> _Data entries_:
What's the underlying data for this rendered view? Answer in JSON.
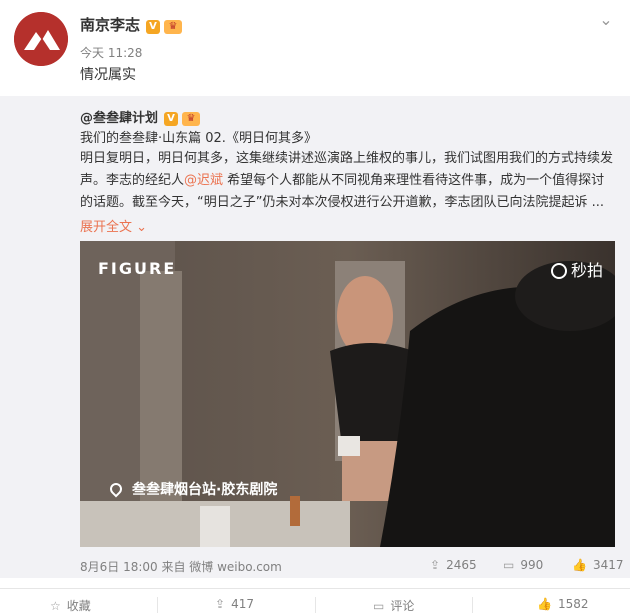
{
  "post": {
    "username": "南京李志",
    "time": "今天 11:28",
    "text": "情况属实",
    "menu_icon": "chevron-down-icon"
  },
  "repost": {
    "username": "@叁叁肆计划",
    "title": "我们的叁叁肆·山东篇 02.《明日何其多》",
    "body_1": "明日复明日，明日何其多，这集继续讲述巡演路上维权的事儿，我们试图用我们的方式持续发声。李志的经纪人",
    "mention": "@迟斌",
    "body_2": " 希望每个人都能从不同视角来理性看待这件事，成为一个值得探讨的话题。截至今天，“明日之子”仍未对本次侵权进行公开道歉，李志团队已向法院提起诉 ...",
    "expand": "展开全文",
    "video": {
      "brand": "FIGURE",
      "watermark": "秒拍",
      "location": "叁叁肆烟台站·胶东剧院"
    },
    "meta": "8月6日 18:00 来自 微博 weibo.com",
    "shares": "2465",
    "comments": "990",
    "likes": "3417"
  },
  "actions": {
    "collect": "收藏",
    "repost": "417",
    "comment": "评论",
    "like": "1582"
  },
  "colors": {
    "accent": "#eb7350",
    "repost_bg": "#f2f2f5",
    "avatar": "#b5302c"
  }
}
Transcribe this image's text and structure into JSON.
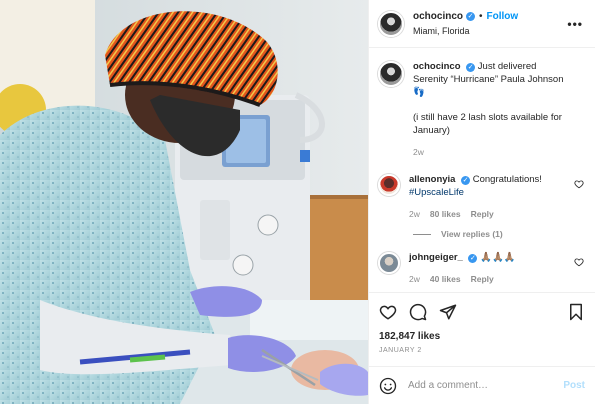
{
  "header": {
    "username": "ochocinco",
    "follow_label": "Follow",
    "location": "Miami, Florida",
    "more_label": "•••",
    "verified_mark": "✓"
  },
  "caption": {
    "username": "ochocinco",
    "line1": "Just delivered Serenity “Hurricane” Paula Johnson 👣",
    "line2": "(i still have 2 lash slots available for January)",
    "time": "2w"
  },
  "comments": [
    {
      "username": "allenonyia",
      "text": "Congratulations!",
      "hashtag": "#UpscaleLife",
      "time": "2w",
      "likes": "80 likes",
      "reply": "Reply"
    },
    {
      "username": "johngeiger_",
      "text": "🙏🏽🙏🏽🙏🏽",
      "time": "2w",
      "likes": "40 likes",
      "reply": "Reply"
    }
  ],
  "view_replies": "View replies (1)",
  "actions": {
    "likes_count": "182,847 likes",
    "date": "JANUARY 2"
  },
  "add_comment": {
    "placeholder": "Add a comment…",
    "post_label": "Post"
  },
  "colors": {
    "link_blue": "#0095f6",
    "post_disabled": "#b2dffc",
    "muted": "#8e8e8e"
  }
}
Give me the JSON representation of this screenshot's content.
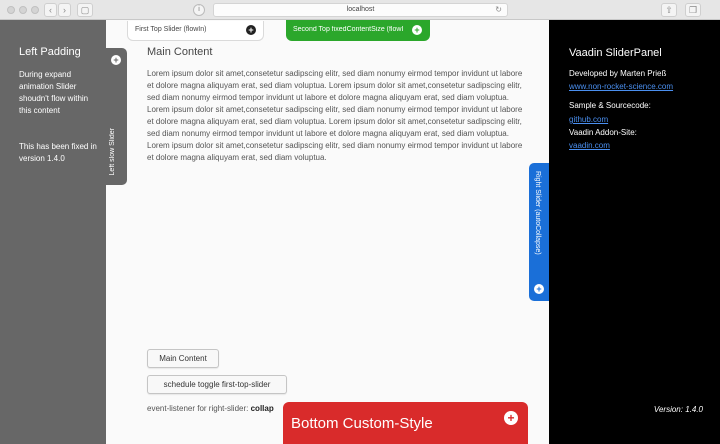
{
  "browser": {
    "url": "localhost",
    "back_icon": "chevron-left-icon",
    "forward_icon": "chevron-right-icon"
  },
  "left_panel": {
    "title": "Left Padding",
    "text1": "During expand animation Slider shoudn't flow within this content",
    "text2": "This has been fixed in version 1.4.0"
  },
  "left_slider": {
    "label": "Left slow Slider",
    "toggle": "+"
  },
  "top_slider_1": {
    "label": "First Top Slider (flowIn)",
    "toggle": "+"
  },
  "top_slider_2": {
    "label": "Second Top fixedContentSize (flowI",
    "toggle": "+",
    "color": "#2ba72b"
  },
  "main": {
    "title": "Main Content",
    "lorem": "Lorem ipsum dolor sit amet,consetetur sadipscing elitr, sed diam nonumy eirmod tempor invidunt ut labore et dolore magna aliquyam erat, sed diam voluptua. Lorem ipsum dolor sit amet,consetetur sadipscing elitr, sed diam nonumy eirmod tempor invidunt ut labore et dolore magna aliquyam erat, sed diam voluptua. Lorem ipsum dolor sit amet,consetetur sadipscing elitr, sed diam nonumy eirmod tempor invidunt ut labore et dolore magna aliquyam erat, sed diam voluptua. Lorem ipsum dolor sit amet,consetetur sadipscing elitr, sed diam nonumy eirmod tempor invidunt ut labore et dolore magna aliquyam erat, sed diam voluptua. Lorem ipsum dolor sit amet,consetetur sadipscing elitr, sed diam nonumy eirmod tempor invidunt ut labore et dolore magna aliquyam erat, sed diam voluptua.",
    "button_main": "Main Content",
    "button_schedule": "schedule toggle first-top-slider",
    "listener_label": "event-listener for right-slider:",
    "listener_value": "collap"
  },
  "right_slider": {
    "label": "Right Slider (autoCollapse)",
    "toggle": "+",
    "color": "#1a6fd8"
  },
  "bottom_slider": {
    "label": "Bottom Custom-Style",
    "toggle": "+",
    "color": "#d92b2b"
  },
  "right_panel": {
    "title": "Vaadin SliderPanel",
    "developed_by": "Developed by Marten Prieß",
    "link_site": "www.non-rocket-science.com",
    "sample_label": "Sample & Sourcecode:",
    "link_github": "github.com",
    "addon_label": "Vaadin Addon-Site:",
    "link_vaadin": "vaadin.com",
    "version": "Version: 1.4.0"
  }
}
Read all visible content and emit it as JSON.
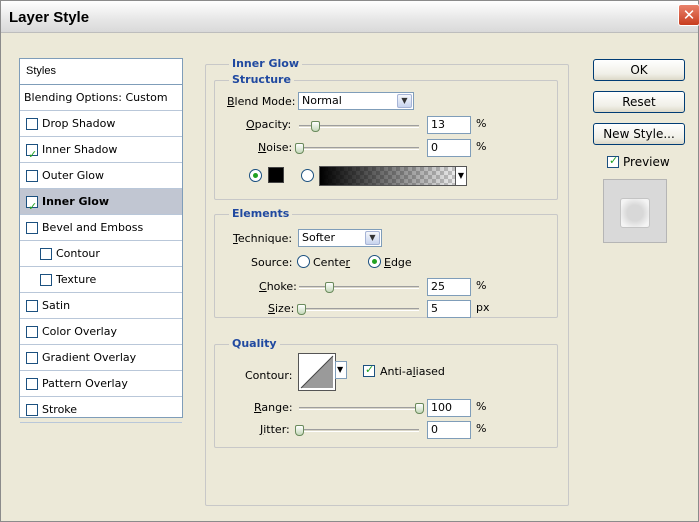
{
  "window": {
    "title": "Layer Style",
    "close_glyph": "✕"
  },
  "styles_panel": {
    "header": "Styles",
    "items": [
      {
        "label": "Blending Options: Custom",
        "checkbox": false,
        "checked": false,
        "indent": false,
        "selected": false
      },
      {
        "label": "Drop Shadow",
        "checkbox": true,
        "checked": false,
        "indent": false,
        "selected": false
      },
      {
        "label": "Inner Shadow",
        "checkbox": true,
        "checked": true,
        "indent": false,
        "selected": false
      },
      {
        "label": "Outer Glow",
        "checkbox": true,
        "checked": false,
        "indent": false,
        "selected": false
      },
      {
        "label": "Inner Glow",
        "checkbox": true,
        "checked": true,
        "indent": false,
        "selected": true
      },
      {
        "label": "Bevel and Emboss",
        "checkbox": true,
        "checked": false,
        "indent": false,
        "selected": false
      },
      {
        "label": "Contour",
        "checkbox": true,
        "checked": false,
        "indent": true,
        "selected": false
      },
      {
        "label": "Texture",
        "checkbox": true,
        "checked": false,
        "indent": true,
        "selected": false
      },
      {
        "label": "Satin",
        "checkbox": true,
        "checked": false,
        "indent": false,
        "selected": false
      },
      {
        "label": "Color Overlay",
        "checkbox": true,
        "checked": false,
        "indent": false,
        "selected": false
      },
      {
        "label": "Gradient Overlay",
        "checkbox": true,
        "checked": false,
        "indent": false,
        "selected": false
      },
      {
        "label": "Pattern Overlay",
        "checkbox": true,
        "checked": false,
        "indent": false,
        "selected": false
      },
      {
        "label": "Stroke",
        "checkbox": true,
        "checked": false,
        "indent": false,
        "selected": false
      }
    ]
  },
  "inner_glow": {
    "title": "Inner Glow",
    "structure": {
      "title": "Structure",
      "blend_mode_label": "Blend Mode:",
      "blend_mode_value": "Normal",
      "opacity_label": "Opacity:",
      "opacity_value": "13",
      "opacity_unit": "%",
      "opacity_fraction": 0.13,
      "noise_label": "Noise:",
      "noise_value": "0",
      "noise_unit": "%",
      "noise_fraction": 0.0,
      "color_mode": "solid",
      "swatch_color": "#000000"
    },
    "elements": {
      "title": "Elements",
      "technique_label": "Technique:",
      "technique_value": "Softer",
      "source_label": "Source:",
      "source_center": "Center",
      "source_edge": "Edge",
      "source_selected": "Edge",
      "choke_label": "Choke:",
      "choke_value": "25",
      "choke_unit": "%",
      "choke_fraction": 0.25,
      "size_label": "Size:",
      "size_value": "5",
      "size_unit": "px",
      "size_fraction": 0.02
    },
    "quality": {
      "title": "Quality",
      "contour_label": "Contour:",
      "anti_aliased_label": "Anti-aliased",
      "anti_aliased_checked": true,
      "range_label": "Range:",
      "range_value": "100",
      "range_unit": "%",
      "range_fraction": 1.0,
      "jitter_label": "Jitter:",
      "jitter_value": "0",
      "jitter_unit": "%",
      "jitter_fraction": 0.0
    }
  },
  "buttons": {
    "ok": "OK",
    "reset": "Reset",
    "new_style": "New Style...",
    "preview_label": "Preview",
    "preview_checked": true
  },
  "icons": {
    "checkbox_tick": "✓",
    "dropdown_arrow": "▼"
  },
  "colors": {
    "dialog_bg": "#ece9d8",
    "section_title": "#2049a0",
    "selected_row": "#c1c6d2",
    "check_green": "#21a121"
  }
}
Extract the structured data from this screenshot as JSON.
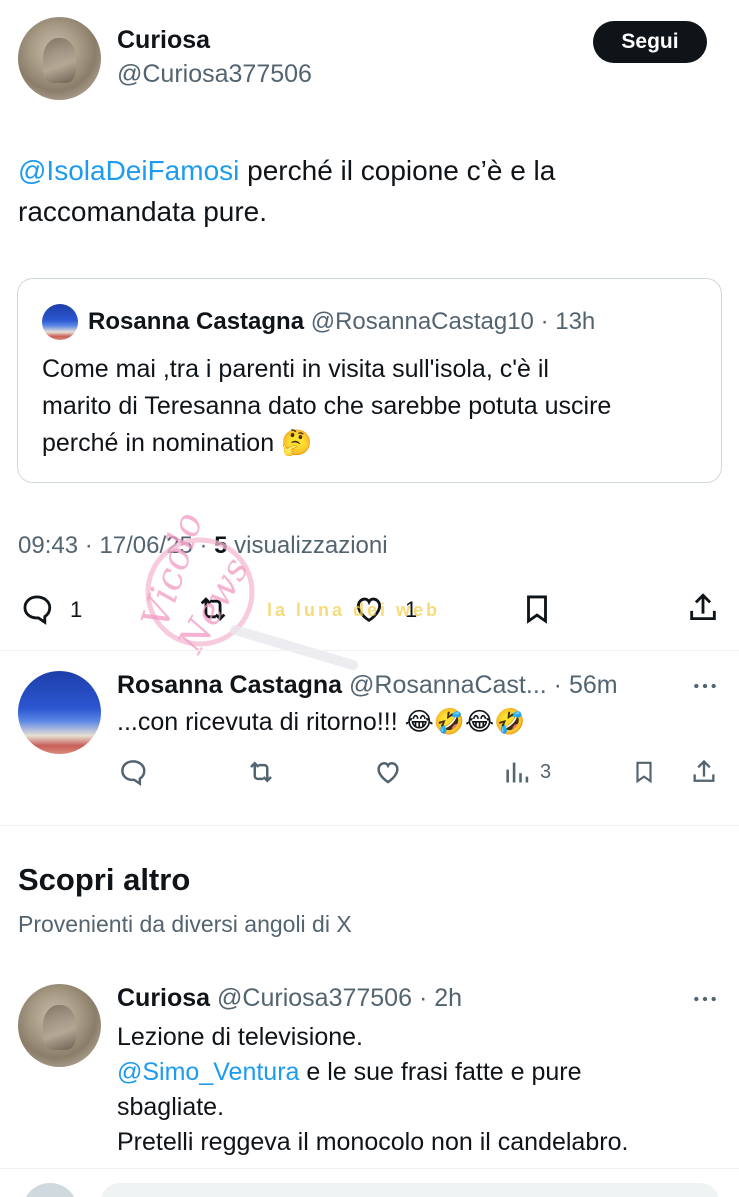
{
  "main_tweet": {
    "author_name": "Curiosa",
    "author_handle": "@Curiosa377506",
    "follow_label": "Segui",
    "text_mention": "@IsolaDeiFamosi",
    "text_line1_rest": " perché il copione c’è e la",
    "text_line2": "raccomandata pure.",
    "timestamp": "09:43 · 17/06/25 · ",
    "views_count": "5",
    "views_label": " visualizzazioni",
    "reply_count": "1",
    "like_count": "1"
  },
  "quoted_tweet": {
    "author_name": "Rosanna Castagna",
    "author_handle": "@RosannaCastag10",
    "time": "· 13h",
    "line1": "Come mai ,tra i parenti in visita sull'isola, c'è il",
    "line2": "marito di Teresanna dato che sarebbe potuta uscire",
    "line3": "perché in nomination 🤔"
  },
  "reply": {
    "author_name": "Rosanna Castagna",
    "author_handle": "@RosannaCast...",
    "time": "· 56m",
    "text": "...con ricevuta di ritorno!!! 😂🤣😂🤣",
    "views_count": "3"
  },
  "discover": {
    "title": "Scopri altro",
    "subtitle": "Provenienti da diversi angoli di X"
  },
  "discover_tweet": {
    "author_name": "Curiosa",
    "author_handle": "@Curiosa377506",
    "time": "· 2h",
    "line1": "Lezione di televisione.",
    "mention": "@Simo_Ventura",
    "line2_rest": " e le sue frasi fatte e pure",
    "line3": "sbagliate.",
    "line4": "Pretelli reggeva il monocolo non il candelabro."
  },
  "watermark": {
    "brand_line1": "Vicolo",
    "brand_line2": "News",
    "tagline": "la luna dei web"
  },
  "colors": {
    "link": "#1d9bf0",
    "text": "#0f1419",
    "secondary": "#536471",
    "border": "#cfd9de",
    "watermark": "#f29ac2"
  }
}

> _What the exercise asks_:
Locate the word "likes" in the records above, and return each line that has it.

> _Exercise solution_:
    "likes": "3417"
      "likes": "80 likes",
      "likes": "40 likes",
    "likes_count": "182,847 likes",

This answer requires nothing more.